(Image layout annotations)
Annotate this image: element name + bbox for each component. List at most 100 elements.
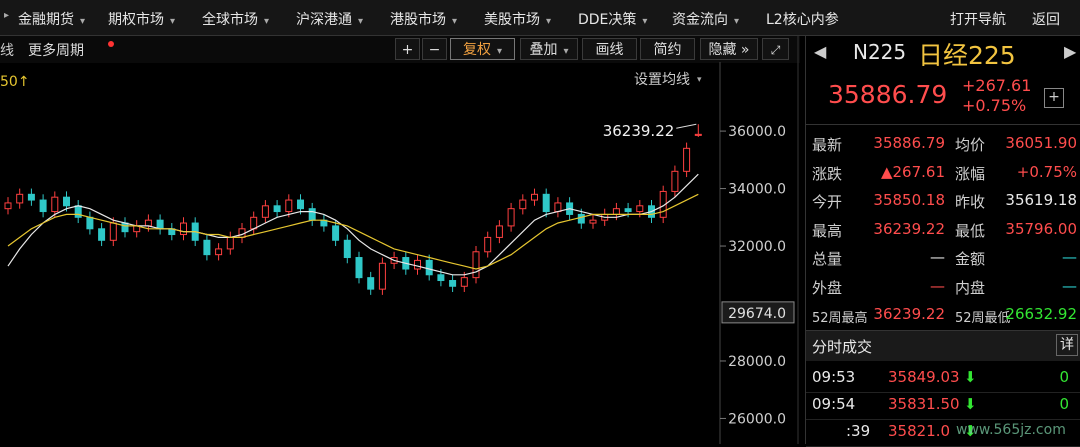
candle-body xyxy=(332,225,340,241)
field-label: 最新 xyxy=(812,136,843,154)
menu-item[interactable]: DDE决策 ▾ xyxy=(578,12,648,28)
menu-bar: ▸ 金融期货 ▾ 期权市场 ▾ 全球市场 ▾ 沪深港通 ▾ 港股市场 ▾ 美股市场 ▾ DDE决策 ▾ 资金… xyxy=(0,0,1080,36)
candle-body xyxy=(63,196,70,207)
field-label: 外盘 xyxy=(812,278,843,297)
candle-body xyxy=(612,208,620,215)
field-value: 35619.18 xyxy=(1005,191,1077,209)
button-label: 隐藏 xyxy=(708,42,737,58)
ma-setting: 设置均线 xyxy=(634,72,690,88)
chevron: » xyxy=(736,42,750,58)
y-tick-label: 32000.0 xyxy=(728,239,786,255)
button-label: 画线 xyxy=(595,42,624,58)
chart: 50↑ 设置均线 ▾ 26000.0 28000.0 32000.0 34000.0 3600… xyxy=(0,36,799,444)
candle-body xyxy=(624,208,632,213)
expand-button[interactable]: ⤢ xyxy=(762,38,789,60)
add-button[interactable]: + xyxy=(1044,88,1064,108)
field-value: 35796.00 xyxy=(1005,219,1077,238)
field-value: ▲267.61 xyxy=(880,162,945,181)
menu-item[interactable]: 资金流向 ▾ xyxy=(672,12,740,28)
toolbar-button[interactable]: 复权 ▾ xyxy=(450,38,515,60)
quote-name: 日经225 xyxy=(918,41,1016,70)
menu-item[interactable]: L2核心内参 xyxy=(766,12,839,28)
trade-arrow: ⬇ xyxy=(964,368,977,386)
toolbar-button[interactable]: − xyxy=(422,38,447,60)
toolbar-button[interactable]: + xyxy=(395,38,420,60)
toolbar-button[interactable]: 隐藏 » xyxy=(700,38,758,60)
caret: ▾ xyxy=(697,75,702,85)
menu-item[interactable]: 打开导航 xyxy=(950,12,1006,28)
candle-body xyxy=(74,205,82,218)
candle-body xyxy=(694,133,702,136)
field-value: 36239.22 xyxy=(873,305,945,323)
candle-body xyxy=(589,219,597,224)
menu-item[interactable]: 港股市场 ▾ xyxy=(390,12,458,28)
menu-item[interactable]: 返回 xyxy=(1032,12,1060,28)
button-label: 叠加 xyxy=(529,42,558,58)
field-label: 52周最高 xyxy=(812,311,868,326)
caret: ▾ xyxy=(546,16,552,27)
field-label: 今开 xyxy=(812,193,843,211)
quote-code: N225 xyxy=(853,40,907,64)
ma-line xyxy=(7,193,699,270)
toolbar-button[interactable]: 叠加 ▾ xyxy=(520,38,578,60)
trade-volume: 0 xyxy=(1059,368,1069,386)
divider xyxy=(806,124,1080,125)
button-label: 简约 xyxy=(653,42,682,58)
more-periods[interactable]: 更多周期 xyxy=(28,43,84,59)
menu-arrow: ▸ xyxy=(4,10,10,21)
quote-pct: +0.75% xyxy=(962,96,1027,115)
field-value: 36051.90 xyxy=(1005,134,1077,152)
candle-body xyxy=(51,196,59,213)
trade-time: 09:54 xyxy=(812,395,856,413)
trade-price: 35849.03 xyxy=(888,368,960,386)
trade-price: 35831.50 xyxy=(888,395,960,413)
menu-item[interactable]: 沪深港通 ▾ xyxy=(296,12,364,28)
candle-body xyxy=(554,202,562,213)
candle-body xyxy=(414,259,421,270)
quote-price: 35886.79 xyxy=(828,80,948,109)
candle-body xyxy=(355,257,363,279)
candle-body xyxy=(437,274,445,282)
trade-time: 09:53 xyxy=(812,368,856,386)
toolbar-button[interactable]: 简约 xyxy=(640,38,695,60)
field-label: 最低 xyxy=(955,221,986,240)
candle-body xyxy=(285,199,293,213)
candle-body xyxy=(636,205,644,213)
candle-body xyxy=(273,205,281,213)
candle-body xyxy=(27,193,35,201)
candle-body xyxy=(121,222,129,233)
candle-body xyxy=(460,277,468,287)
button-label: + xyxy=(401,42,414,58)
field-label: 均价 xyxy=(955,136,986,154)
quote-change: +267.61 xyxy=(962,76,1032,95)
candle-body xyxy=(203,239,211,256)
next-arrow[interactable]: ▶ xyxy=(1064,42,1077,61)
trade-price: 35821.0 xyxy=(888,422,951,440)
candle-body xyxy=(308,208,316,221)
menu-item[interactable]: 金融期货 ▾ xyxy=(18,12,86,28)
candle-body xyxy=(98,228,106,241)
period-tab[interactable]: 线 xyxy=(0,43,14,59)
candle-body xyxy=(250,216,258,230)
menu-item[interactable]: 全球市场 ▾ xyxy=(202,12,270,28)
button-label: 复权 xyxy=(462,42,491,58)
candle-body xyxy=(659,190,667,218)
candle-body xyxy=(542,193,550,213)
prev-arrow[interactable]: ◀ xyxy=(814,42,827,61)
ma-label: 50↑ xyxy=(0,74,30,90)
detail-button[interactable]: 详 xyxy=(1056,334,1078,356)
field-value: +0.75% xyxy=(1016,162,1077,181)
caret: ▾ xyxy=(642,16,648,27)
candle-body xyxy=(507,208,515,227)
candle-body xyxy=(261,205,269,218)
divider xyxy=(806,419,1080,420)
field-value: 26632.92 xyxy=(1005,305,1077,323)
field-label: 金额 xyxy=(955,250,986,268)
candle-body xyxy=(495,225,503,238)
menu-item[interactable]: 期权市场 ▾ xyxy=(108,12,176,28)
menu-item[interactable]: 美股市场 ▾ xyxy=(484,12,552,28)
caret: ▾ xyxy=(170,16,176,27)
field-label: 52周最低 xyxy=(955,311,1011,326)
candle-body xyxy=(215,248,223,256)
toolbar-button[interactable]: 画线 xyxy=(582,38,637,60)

Written task: Put every line of the data above into a JSON list of strings, one string per line, skipping blank lines and leaving out the pictures.

The response:
[
  "Annotate this image: element name + bbox for each component. List at most 100 elements.",
  "candle-body xyxy=(332,225,340,241)",
  "field-label: 最新 xyxy=(812,136,843,154)",
  "menu-item[interactable]: DDE决策 ▾ xyxy=(578,12,648,28)",
  "menu-bar: ▸ 金融期货 ▾ 期权市场 ▾ 全球市场 ▾ 沪深港通 ▾ 港股市场 ▾ 美股市场 ▾ DDE决策 ▾ 资金… xyxy=(0,0,1080,36)",
  "candle-body xyxy=(63,196,70,207)",
  "field-label: 外盘 xyxy=(812,278,843,297)",
  "candle-body xyxy=(612,208,620,215)",
  "field-value: 35619.18 xyxy=(1005,191,1077,209)",
  "button-label: 隐藏 xyxy=(708,42,737,58)",
  "ma-setting: 设置均线 xyxy=(634,72,690,88)",
  "chevron: » xyxy=(736,42,750,58)",
  "y-tick-label: 32000.0 xyxy=(728,239,786,255)",
  "button-label: 画线 xyxy=(595,42,624,58)",
  "chart: 50↑ 设置均线 ▾ 26000.0 28000.0 32000.0 34000.0 3600… xyxy=(0,36,799,444)",
  "candle-body xyxy=(624,208,632,213)",
  "expand-button[interactable]: ⤢ xyxy=(762,38,789,60)",
  "add-button[interactable]: + xyxy=(1044,88,1064,108)",
  "field-value: 35796.00 xyxy=(1005,219,1077,238)",
  "field-value: ▲267.61 xyxy=(880,162,945,181)",
  "menu-item[interactable]: 资金流向 ▾ xyxy=(672,12,740,28)",
  "toolbar-button[interactable]: 复权 ▾ xyxy=(450,38,515,60)",
  "quote-name: 日经225 xyxy=(918,41,1016,70)",
  "menu-item[interactable]: L2核心内参 xyxy=(766,12,839,28)",
  "trade-arrow: ⬇ xyxy=(964,368,977,386)",
  "toolbar-button[interactable]: − xyxy=(422,38,447,60)",
  "toolbar-button[interactable]: + xyxy=(395,38,420,60)",
  "toolbar-button[interactable]: 隐藏 » xyxy=(700,38,758,60)",
  "caret: ▾ xyxy=(697,75,702,85)",
  "menu-item[interactable]: 打开导航 xyxy=(950,12,1006,28)",
  "candle-body xyxy=(74,205,82,218)",
  "candle-body xyxy=(694,133,702,136)",
  "field-value: 36239.22 xyxy=(873,305,945,323)",
  "candle-body xyxy=(589,219,597,224)",
  "menu-item[interactable]: 港股市场 ▾ xyxy=(390,12,458,28)",
  "menu-item[interactable]: 返回 xyxy=(1032,12,1060,28)",
  "button-label: 叠加 xyxy=(529,42,558,58)",
  "field-label: 52周最高 xyxy=(812,311,868,326)",
  "caret: ▾ xyxy=(546,16,552,27)",
  "field-label: 今开 xyxy=(812,193,843,211)",
  "quote-code: N225 xyxy=(853,40,907,64)",
  "ma-line xyxy=(7,193,699,270)",
  "toolbar-button[interactable]: 叠加 ▾ xyxy=(520,38,578,60)",
  "trade-volume: 0 xyxy=(1059,368,1069,386)",
  "divider xyxy=(806,124,1080,125)",
  "button-label: 简约 xyxy=(653,42,682,58)",
  "more-periods[interactable]: 更多周期 xyxy=(28,43,84,59)",
  "menu-arrow: ▸ xyxy=(4,10,10,21)",
  "quote-pct: +0.75% xyxy=(962,96,1027,115)",
  "field-value: 36051.90 xyxy=(1005,134,1077,152)",
  "candle-body xyxy=(51,196,59,213)",
  "trade-time: 09:54 xyxy=(812,395,856,413)",
  "trade-price: 35849.03 xyxy=(888,368,960,386)",
  "trade-price: 35831.50 xyxy=(888,395,960,413)",
  "menu-item[interactable]: 沪深港通 ▾ xyxy=(296,12,364,28)",
  "candle-body xyxy=(554,202,562,213)",
  "candle-body xyxy=(414,259,421,270)",
  "quote-price: 35886.79 xyxy=(828,80,948,109)",
  "candle-body xyxy=(355,257,363,279)",
  "candle-body xyxy=(437,274,445,282)",
  "trade-time: 09:53 xyxy=(812,368,856,386)",
  "toolbar-button[interactable]: 简约 xyxy=(640,38,695,60)",
  "field-label: 最低 xyxy=(955,221,986,240)",
  "candle-body xyxy=(285,199,293,213)",
  "candle-body xyxy=(636,205,644,213)",
  "candle-body xyxy=(273,205,281,213)",
  "candle-body xyxy=(27,193,35,201)",
  "candle-body xyxy=(121,222,129,233)",
  "candle-body xyxy=(460,277,468,287)",
  "button-label: + xyxy=(401,42,414,58)",
  "field-label: 均价 xyxy=(955,136,986,154)",
  "quote-change: +267.61 xyxy=(962,76,1032,95)",
  "candle-body xyxy=(203,239,211,256)",
  "next-arrow[interactable]: ▶ xyxy=(1064,42,1077,61)",
  "trade-price: 35821.0 xyxy=(888,422,951,440)",
  "candle-body xyxy=(308,208,316,221)",
  "menu-item[interactable]: 金融期货 ▾ xyxy=(18,12,86,28)",
  "candle-body xyxy=(98,228,106,241)",
  "period-tab[interactable]: 线 xyxy=(0,43,14,59)",
  "candle-body xyxy=(250,216,258,230)",
  "menu-item[interactable]: 全球市场 ▾ xyxy=(202,12,270,28)",
  "button-label: 复权 xyxy=(462,42,491,58)",
  "candle-body xyxy=(659,190,667,218)",
  "candle-body xyxy=(542,193,550,213)",
  "prev-arrow[interactable]: ◀ xyxy=(814,42,827,61)",
  "ma-label: 50↑ xyxy=(0,74,30,90)",
  "detail-button[interactable]: 详 xyxy=(1056,334,1078,356)",
  "field-value: +0.75% xyxy=(1016,162,1077,181)",
  "caret: ▾ xyxy=(642,16,648,27)",
  "candle-body xyxy=(507,208,515,227)",
  "candle-body xyxy=(261,205,269,218)",
  "divider xyxy=(806,419,1080,420)",
  "field-value: 26632.92 xyxy=(1005,305,1077,323)",
  "field-label: 金额 xyxy=(955,250,986,268)",
  "candle-body xyxy=(495,225,503,238)",
  "menu-item[interactable]: 期权市场 ▾ xyxy=(108,12,176,28)",
  "menu-item[interactable]: 美股市场 ▾ xyxy=(484,12,552,28)",
  "caret: ▾ xyxy=(170,16,176,27)",
  "field-label: 52周最低 xyxy=(955,311,1011,326)",
  "candle-body xyxy=(215,248,223,256)",
  "toolbar-button[interactable]: 画线 xyxy=(582,38,637,60)"
]